## Document text
- - -

Alternanthera is a great plant to fill up hanging baskets, but these liners are bigger and more stretched than what’s desired.
Photo: Christopher J. Currey

Some of the most popular and exciting bedding plants are propagated by stem-tip cuttings. Just like seed-propagated bedding plants, controlling growth of vegetatively propagated plants grown in containers can be a challenge. Starting out with compact rooted cuttings is the best way to begin every crop. However, it is not common for a tray of cuttings to finish taller than you or your customers would like. This article is going to focus on what you can do to avoid excessive liner growth and unwanted stretch.

One of the first things that can prevent excessive stretch is planning and scheduling crops. Getting cuttings stuck, rooted, and shipped and/or planted on time will help minimize unwanted growth. If cuttings are sitting in their trays on the bench waiting for shipping or transplanting, the extra time allows for more growth than is desired or necessary. Extenuating circumstances, such as inclement weather, can prevent shipping. However, proper planning and scheduling can help avoid situations like labor shortages.

Fig. 1. These verbena cuttings are already too stretched, and they are still in the plug tray. Because verbena usually requires a pinch to improve the form, pinching or shearing these cuttings while they are still in the plug tray can get rid of excess growth while also promoting branching. The tray of verbena on the bottom have been sheared and are not only compact, but also already developing multiple branches.
Photo: Christopher J. Currey

When plants are initiated to flower, stems start to elongate as flowers are being formed. This can cause not only unwanted flowering, but excessive stretch. To minimize extra stem elongation from flowering, cuttings should be kept vegetative when possible. Cultivars with a photoperiodic flowering response would require non-inductive photoperiods; short-day plants should be kept under long days and long-day plants should be kept under short days. One of the main objectives of flower breeders is to diminish or eliminate photoperiod requirements for many annuals. This has resulted in many crops that are day neutral, or insensitive to photoperiod. Ethephon is a plant growth regulator (PGR) than can cause flower abortion and promote vegetative growth. However, ethephon can also diminish root growth and development. Make lower-volume applications (i.e. < 2 quarts per 100 ft2) and do not spray to “run-off” when treating cuttings to avoid excess solution being absorbed by substrate and negatively affecting root development.

- - -

## Provided data
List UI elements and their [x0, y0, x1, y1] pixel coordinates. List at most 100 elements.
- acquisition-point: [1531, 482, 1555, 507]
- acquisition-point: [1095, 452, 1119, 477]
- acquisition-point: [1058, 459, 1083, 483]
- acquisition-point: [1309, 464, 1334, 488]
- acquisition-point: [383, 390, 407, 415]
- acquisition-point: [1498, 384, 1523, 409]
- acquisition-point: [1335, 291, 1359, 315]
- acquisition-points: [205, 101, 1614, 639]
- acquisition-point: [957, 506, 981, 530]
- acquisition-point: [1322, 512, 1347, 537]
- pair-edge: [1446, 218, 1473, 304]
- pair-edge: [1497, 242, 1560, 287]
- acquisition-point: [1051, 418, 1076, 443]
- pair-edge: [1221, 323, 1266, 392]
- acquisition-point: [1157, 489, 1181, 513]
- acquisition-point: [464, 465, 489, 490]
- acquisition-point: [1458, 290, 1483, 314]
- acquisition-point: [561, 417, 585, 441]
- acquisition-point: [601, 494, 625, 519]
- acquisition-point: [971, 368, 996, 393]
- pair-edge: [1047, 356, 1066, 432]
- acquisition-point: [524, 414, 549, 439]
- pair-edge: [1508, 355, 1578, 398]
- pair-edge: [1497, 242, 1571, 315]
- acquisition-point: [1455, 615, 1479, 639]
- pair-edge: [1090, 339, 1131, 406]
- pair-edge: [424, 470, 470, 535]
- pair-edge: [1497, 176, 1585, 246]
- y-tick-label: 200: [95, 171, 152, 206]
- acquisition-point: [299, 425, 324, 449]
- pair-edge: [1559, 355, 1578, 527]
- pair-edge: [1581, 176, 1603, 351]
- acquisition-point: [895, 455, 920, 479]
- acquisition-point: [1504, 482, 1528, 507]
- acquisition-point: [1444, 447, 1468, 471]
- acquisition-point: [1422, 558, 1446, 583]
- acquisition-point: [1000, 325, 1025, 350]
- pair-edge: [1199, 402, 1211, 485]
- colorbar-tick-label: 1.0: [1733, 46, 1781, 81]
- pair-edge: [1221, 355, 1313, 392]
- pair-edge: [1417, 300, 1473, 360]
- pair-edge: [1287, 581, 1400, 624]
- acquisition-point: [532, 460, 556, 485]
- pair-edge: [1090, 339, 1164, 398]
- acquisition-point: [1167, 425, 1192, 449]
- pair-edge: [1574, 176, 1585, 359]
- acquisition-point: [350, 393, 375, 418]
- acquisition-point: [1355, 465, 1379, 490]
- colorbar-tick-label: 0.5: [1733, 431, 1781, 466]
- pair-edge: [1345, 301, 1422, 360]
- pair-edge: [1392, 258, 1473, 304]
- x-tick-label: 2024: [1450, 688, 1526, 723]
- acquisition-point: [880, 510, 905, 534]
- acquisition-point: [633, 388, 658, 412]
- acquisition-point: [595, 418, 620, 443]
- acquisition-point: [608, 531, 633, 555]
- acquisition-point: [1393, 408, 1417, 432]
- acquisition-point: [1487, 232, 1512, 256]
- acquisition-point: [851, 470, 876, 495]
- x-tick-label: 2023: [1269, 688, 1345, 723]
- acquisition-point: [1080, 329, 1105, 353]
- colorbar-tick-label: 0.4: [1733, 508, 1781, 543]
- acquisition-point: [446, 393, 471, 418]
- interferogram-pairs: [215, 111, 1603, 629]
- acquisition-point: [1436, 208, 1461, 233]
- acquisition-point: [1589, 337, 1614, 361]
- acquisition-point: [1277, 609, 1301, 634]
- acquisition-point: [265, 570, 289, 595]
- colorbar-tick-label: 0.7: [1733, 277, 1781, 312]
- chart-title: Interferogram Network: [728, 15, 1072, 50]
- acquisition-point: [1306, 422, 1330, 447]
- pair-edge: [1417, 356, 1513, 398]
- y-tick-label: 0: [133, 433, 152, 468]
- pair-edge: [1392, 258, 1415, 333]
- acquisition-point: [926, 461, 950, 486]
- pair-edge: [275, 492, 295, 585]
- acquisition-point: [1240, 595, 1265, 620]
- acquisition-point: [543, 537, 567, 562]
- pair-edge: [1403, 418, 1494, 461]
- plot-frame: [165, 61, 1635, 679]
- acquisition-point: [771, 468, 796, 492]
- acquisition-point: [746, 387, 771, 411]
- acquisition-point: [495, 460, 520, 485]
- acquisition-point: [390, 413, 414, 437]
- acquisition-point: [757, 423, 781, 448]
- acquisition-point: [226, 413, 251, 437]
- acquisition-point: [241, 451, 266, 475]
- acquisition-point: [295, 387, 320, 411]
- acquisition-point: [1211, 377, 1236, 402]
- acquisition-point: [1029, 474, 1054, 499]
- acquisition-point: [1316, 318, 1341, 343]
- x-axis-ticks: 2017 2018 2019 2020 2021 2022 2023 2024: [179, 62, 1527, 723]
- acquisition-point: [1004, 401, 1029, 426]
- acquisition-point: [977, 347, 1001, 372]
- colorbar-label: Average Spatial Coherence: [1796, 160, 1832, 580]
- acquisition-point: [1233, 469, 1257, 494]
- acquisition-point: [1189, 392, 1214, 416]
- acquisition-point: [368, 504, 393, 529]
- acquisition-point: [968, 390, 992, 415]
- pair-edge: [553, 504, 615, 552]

- - -

## Your task
Extend the article on controlling stretch in rooted bedding-plant cuttings, picking up after its final sentence.

## Answer to this problem
Another method of keeping cuttings compact prior to transplant is to shear or pinch cuttings (Fig. 1). There are several benefits to this approach. First, shearing or pinching can remove excessive stem growth and keep cuttings from getting too large. Secondly, many vegetative annuals benefit from a pinch or two, which promote branching (Fig. 1) and result in a higher-quality finished plant compared to unpinched plants. Shearing and pinching can be done manually by hand or with a machine; the former will require more labor while the latter will require specialized equipment. Crops with numerous stems, such as verbena and bacopa, are well-suited to this method of height control. Cuttings with a strong central leader, such as New Guinea impatiens or zonal geranium cuttings, are not.

Properly planning crop schedules can be an effective way for growers to combat liner stretch.
Photo: Christopher J. Currey

One convenient method of controlling stem elongation of floriculture crops is applying PGRs that inhibit gibberellic acid synthesis, or the GA inhibitors. While there is some evidence that dipping cuttings in GA-inhibiting compounds prior to sticking can control growth, this method is not well understood or widely used. Similarly, a liner dip is a common application method for applying PGRs to control growth, but this is more for controlling the growth occurring after transplanting. Foliar sprays are the best application for controlling cutting growth in the liner tray. For active ingredients that can be taken up by roots, including ancymidol, flurprimidol, paclobutrazol and uniconazole, be careful about applying too much solution and allowing the substrate to absorb the excess. Depending on the leaf size and density of cuttings in the tray, this may also warrant applying lower-volume sprays, as mentioned above.

Because the plant growth is usually controlled during finishing, starting out with stretched liners can only make this a bigger challenge. Proper scheduling, flowering control, pinching, and growth regulators can all be used to produce shorter and more compact cuttings, which will help you grow the high-quality finished plants you and your customers want.